§ **Requirements**
All lines holding the string "Vertex" are to be shown.

Figure collection entries:
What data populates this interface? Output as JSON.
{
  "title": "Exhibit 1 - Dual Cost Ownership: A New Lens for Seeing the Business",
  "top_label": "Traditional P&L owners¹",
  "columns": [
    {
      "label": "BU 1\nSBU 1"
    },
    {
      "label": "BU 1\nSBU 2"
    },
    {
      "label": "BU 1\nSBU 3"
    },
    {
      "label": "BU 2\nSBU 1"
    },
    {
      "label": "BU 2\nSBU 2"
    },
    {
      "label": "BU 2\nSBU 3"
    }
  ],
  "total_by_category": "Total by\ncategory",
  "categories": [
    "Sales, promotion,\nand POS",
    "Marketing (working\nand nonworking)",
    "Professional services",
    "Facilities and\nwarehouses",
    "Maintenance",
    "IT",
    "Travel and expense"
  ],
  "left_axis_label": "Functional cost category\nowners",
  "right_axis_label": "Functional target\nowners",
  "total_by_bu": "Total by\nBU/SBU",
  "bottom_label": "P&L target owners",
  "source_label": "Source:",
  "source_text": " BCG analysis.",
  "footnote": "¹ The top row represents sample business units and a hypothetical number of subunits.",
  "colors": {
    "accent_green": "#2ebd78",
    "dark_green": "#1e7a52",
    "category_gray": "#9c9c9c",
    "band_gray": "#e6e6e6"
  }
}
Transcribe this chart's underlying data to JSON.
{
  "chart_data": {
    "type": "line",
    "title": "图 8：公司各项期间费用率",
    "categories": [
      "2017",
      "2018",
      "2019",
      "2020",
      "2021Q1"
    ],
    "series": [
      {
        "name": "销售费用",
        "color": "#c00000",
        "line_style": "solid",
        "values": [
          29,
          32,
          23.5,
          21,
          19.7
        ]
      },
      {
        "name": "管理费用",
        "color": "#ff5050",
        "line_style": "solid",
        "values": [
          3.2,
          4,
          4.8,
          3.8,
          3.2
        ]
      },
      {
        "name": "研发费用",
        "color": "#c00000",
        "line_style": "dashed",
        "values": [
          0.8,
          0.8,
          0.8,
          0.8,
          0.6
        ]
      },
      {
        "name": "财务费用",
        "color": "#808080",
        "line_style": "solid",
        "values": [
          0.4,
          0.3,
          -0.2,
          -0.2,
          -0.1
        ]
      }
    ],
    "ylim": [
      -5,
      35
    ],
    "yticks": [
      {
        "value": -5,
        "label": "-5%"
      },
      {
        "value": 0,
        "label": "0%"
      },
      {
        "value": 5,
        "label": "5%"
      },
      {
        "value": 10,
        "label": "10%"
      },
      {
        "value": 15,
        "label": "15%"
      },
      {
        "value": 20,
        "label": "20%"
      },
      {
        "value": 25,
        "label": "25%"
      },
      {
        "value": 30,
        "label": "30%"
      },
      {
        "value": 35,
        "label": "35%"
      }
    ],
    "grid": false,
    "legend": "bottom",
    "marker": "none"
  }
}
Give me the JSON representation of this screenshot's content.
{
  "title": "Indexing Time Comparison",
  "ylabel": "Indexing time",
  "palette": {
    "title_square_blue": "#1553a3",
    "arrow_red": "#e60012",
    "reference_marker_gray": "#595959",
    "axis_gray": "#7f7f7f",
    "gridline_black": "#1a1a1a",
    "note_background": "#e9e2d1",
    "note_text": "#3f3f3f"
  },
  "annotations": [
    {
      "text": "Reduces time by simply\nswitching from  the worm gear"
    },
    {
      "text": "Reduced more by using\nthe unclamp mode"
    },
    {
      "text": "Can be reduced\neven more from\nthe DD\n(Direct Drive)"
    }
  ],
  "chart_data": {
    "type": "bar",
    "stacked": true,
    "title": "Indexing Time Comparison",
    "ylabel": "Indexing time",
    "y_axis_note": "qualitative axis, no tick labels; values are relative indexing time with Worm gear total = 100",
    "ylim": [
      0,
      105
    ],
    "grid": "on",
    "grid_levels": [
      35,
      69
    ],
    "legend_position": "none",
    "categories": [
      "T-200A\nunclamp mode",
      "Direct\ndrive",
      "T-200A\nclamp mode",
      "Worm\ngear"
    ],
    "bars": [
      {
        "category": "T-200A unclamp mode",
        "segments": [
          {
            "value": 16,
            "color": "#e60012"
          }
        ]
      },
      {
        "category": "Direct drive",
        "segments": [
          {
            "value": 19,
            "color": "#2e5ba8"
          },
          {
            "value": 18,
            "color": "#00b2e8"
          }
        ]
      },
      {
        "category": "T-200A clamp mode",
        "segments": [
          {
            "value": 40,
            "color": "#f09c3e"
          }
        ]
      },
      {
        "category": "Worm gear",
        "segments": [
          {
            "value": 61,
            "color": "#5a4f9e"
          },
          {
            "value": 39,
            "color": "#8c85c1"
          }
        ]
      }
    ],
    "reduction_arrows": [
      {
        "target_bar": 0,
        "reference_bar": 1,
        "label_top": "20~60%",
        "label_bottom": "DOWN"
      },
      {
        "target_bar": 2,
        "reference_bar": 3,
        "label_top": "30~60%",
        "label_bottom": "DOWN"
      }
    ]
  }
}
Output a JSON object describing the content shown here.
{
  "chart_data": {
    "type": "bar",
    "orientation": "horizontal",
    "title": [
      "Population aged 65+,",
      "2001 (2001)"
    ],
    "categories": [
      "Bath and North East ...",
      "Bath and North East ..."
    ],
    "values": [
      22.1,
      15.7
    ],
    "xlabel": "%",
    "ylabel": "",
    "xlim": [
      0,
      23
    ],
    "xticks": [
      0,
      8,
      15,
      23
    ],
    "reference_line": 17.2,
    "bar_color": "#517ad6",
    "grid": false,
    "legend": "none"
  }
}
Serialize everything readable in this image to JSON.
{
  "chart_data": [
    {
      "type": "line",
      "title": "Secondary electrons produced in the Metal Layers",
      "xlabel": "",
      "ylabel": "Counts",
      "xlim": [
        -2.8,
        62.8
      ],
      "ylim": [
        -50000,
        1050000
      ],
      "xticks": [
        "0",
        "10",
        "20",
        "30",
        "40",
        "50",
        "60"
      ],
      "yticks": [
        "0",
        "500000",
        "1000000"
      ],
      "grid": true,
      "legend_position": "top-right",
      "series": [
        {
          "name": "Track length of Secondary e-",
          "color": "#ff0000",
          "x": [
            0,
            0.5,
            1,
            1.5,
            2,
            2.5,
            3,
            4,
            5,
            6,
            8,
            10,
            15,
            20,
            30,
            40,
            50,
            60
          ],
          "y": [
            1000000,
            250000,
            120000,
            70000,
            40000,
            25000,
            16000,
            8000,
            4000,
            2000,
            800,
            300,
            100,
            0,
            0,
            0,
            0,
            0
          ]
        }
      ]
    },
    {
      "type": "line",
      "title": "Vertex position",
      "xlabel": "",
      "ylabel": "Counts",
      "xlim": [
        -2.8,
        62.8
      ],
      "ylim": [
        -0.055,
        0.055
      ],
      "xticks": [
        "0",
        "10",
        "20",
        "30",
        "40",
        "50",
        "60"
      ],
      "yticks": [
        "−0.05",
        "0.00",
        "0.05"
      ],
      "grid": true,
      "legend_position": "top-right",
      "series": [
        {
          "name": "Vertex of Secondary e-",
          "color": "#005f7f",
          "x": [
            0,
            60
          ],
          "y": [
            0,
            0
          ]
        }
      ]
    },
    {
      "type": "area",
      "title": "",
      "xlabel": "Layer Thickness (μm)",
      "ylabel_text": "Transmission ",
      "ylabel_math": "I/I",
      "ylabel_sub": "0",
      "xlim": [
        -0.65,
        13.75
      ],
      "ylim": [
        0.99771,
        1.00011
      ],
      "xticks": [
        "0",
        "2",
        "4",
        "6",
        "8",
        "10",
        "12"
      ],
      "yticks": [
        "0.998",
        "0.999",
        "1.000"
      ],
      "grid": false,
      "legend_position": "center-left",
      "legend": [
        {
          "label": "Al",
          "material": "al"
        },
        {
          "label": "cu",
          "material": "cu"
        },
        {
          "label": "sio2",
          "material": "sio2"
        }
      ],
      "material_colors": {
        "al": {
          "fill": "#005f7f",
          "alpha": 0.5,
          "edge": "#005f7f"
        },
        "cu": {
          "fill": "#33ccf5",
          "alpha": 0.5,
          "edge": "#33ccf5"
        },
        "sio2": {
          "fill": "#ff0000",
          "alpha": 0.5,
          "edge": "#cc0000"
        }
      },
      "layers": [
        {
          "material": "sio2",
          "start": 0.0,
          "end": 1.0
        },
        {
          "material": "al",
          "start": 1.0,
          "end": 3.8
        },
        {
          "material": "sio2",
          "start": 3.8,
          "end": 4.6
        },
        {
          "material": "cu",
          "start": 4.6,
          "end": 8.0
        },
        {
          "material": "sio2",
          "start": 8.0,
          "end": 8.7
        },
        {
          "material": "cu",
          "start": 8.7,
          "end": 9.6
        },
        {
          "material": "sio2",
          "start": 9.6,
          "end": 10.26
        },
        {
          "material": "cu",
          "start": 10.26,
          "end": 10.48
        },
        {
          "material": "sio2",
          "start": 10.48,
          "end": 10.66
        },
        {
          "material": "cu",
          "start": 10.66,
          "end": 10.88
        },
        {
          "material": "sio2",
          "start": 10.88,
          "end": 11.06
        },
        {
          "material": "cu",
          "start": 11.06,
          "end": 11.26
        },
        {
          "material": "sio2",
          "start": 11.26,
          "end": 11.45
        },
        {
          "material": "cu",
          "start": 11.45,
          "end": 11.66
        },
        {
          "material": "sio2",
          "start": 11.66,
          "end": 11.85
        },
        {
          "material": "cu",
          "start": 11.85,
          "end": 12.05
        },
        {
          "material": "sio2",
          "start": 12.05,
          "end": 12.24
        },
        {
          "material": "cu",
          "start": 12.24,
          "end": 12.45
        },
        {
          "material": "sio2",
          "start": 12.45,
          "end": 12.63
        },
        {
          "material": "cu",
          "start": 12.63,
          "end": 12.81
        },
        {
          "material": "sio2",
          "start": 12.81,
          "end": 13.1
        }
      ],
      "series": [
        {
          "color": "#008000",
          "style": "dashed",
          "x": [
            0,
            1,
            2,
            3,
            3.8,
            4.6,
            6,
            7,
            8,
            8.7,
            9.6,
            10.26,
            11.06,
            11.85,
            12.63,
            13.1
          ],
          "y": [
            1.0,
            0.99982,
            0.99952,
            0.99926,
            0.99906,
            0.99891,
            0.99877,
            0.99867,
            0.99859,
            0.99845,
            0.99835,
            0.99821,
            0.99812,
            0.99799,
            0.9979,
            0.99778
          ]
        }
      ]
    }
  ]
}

§ **Response to this exercise**
      "title": "Vertex position",
          "name": "Vertex of Secondary e-",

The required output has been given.